◆ Brano di testo ◆

******

Le possibili motivazioniLe motivazioni dietro alla diffusione del consumo di psicofarmaci non prescritti tra i più giovani potrebbero essere molteplici. Gli ultimi anni hanno visto un incremento di ansia, depressione, stress scolastico e disturbi dell’umore tra gli adolescenti, acuiti da eventi globali come la pandemia. Secondo i dati raccolti dall’Autorità Garante per l’Infanzia e l’Adolescenza (Agia), il 51,4% dei ragazzi soffre in modo ricorrente di stati di ansia o tristezza prolungati. Il 24% ansioso e il 16% non sa definire il proprio stato d’animo.
Molti di loro potrebbero ricorrere agli psicofarmaci come autoterapia per gestire questi sintomi, spesso senza il supporto o la supervisione di un medico. Anche perché la diagnosi di questo tipo di disturbo non è semplice, dal momento che alcuni sintomi (come nervosismo, sudorazione, pianto, difficoltà nelle relazioni e calo del rendimento scolastico) possono essere confusi con le normali difficoltà dell’adolescenza o sottovalutati da famiglia e scuola. Inoltre, la diagnosi precoce è spesso ostacolata da stigma, scarsa informazione e difficoltà di accesso ai servizi di salute mentale. Gli psicofarmaci (ansiolitici, sedativi, antidepressivi) possono essere facilmente reperiti in ambito familiare, rubati da armadietti dei medicinali o ottenuti da coetanei. A differenza delle droghe illegali, vengono spesso percepiti come “sicuri” o “meno pericolosi”, perché associati all’uso medico.
Le differenze di genere nell'abuso di psicofarmaciLe ragazze, più frequentemente rispetto ai ragazzi, riportano un maggior bisogno di controllo delle emozioni, peso, rendimento scolastico o relazioni. Secondo l’ultima relazione AlmaDiploma, le ragazze riconoscono l’ansia come emozione dominante nell’ambito scolastico molto più dei loro coetanei (+20%). È stato dimostrato che le ragazze tendono a sviluppare disturbi internalizzanti (ansia, depressione) più dei coetanei maschi: uno studio britannico su oltre 17.000 bambini ha rilevato che le traiettorie di questi disturbi aumentano significativamente nelle ragazze durante l’adolescenza, mentre nei maschi tendono a stabilizzarsi o regredire. Il motivo di questa differenza è una combinazione di fattori neurobiologici, ormonali e psicologici, e una diversa esposizione a fattori di stress sociali dovuti a un diverso ruolo di genere.

******

◆ Record ◆
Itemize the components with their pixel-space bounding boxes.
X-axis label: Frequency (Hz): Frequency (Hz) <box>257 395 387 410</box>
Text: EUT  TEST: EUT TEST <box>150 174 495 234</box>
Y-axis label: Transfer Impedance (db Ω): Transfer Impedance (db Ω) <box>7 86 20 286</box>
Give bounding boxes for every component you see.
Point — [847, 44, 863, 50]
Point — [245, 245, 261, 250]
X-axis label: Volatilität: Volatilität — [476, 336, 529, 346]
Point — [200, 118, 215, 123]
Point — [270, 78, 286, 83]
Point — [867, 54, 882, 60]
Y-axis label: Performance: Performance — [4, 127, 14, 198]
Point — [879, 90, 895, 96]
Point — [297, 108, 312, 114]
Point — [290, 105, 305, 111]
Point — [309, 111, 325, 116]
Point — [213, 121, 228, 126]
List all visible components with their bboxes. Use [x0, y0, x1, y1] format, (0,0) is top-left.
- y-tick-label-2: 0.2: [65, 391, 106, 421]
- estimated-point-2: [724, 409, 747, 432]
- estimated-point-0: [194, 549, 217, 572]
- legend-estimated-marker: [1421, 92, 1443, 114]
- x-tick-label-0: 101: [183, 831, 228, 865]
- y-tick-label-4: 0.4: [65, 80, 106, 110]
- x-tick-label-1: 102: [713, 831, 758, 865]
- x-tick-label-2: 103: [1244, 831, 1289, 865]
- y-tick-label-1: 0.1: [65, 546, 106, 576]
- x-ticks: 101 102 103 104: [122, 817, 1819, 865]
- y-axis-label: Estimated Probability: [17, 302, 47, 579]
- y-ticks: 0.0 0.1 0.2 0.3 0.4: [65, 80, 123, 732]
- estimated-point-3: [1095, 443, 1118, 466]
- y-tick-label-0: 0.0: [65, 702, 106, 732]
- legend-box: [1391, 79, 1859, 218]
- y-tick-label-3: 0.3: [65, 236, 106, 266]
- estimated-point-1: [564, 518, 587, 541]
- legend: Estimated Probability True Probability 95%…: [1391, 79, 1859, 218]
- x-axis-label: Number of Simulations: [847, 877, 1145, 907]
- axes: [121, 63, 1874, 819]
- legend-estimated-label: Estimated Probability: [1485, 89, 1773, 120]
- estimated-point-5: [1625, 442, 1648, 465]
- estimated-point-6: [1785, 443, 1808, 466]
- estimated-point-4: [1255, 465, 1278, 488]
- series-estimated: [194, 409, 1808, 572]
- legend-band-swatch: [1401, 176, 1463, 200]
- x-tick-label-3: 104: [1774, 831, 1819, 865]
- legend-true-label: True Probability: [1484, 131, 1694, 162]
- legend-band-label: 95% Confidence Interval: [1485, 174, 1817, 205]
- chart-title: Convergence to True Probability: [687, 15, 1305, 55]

******

◆ Azione richiesta 1 ◆
Rispondi a queste domande sul brano relativo agli psicofarmaci tra i giovani, usando solo quanto vi è scritto.
(a) Secondo i dati dell'Agia, quale percentuale di ragazzi soffre in modo ricorrente di stati di ansia o tristezza prolungati?
(b) In quali tre modi, secondo il testo, gli psicofarmaci possono essere reperiti?
(c) Su quanti bambini è stato condotto lo studio britannico citato?
◆ Azione richiesta 2 ◆
Riporta senza modifiche tutto il brano relativo agli psicofarmaci tra i giovani, a partire dalle parole "Molti di loro" e giù fino alle parole "associati all’uso medico.".

◆ Risultato dell'esercizio 1 ◆
(a) Il 51,4%.
(b) Possono essere reperiti in ambito familiare, rubati da armadietti dei medicinali oppure ottenuti da coetanei.
(c) Su oltre 17.000 bambini.

◆ Risultato dell'esercizio 2 ◆
Molti di loro potrebbero ricorrere agli psicofarmaci come autoterapia per gestire questi sintomi, spesso senza il supporto o la supervisione di un medico. Anche perché la diagnosi di questo tipo di disturbo non è semplice, dal momento che alcuni sintomi (come nervosismo, sudorazione, pianto, difficoltà nelle relazioni e calo del rendimento scolastico) possono essere confusi con le normali difficoltà dell’adolescenza o sottovalutati da famiglia e scuola. Inoltre, la diagnosi precoce è spesso ostacolata da stigma, scarsa informazione e difficoltà di accesso ai servizi di salute mentale. Gli psicofarmaci (ansiolitici, sedativi, antidepressivi) possono essere facilmente reperiti in ambito familiare, rubati da armadietti dei medicinali o ottenuti da coetanei. A differenza delle droghe illegali, vengono spesso percepiti come “sicuri” o “meno pericolosi”, perché associati all’uso medico.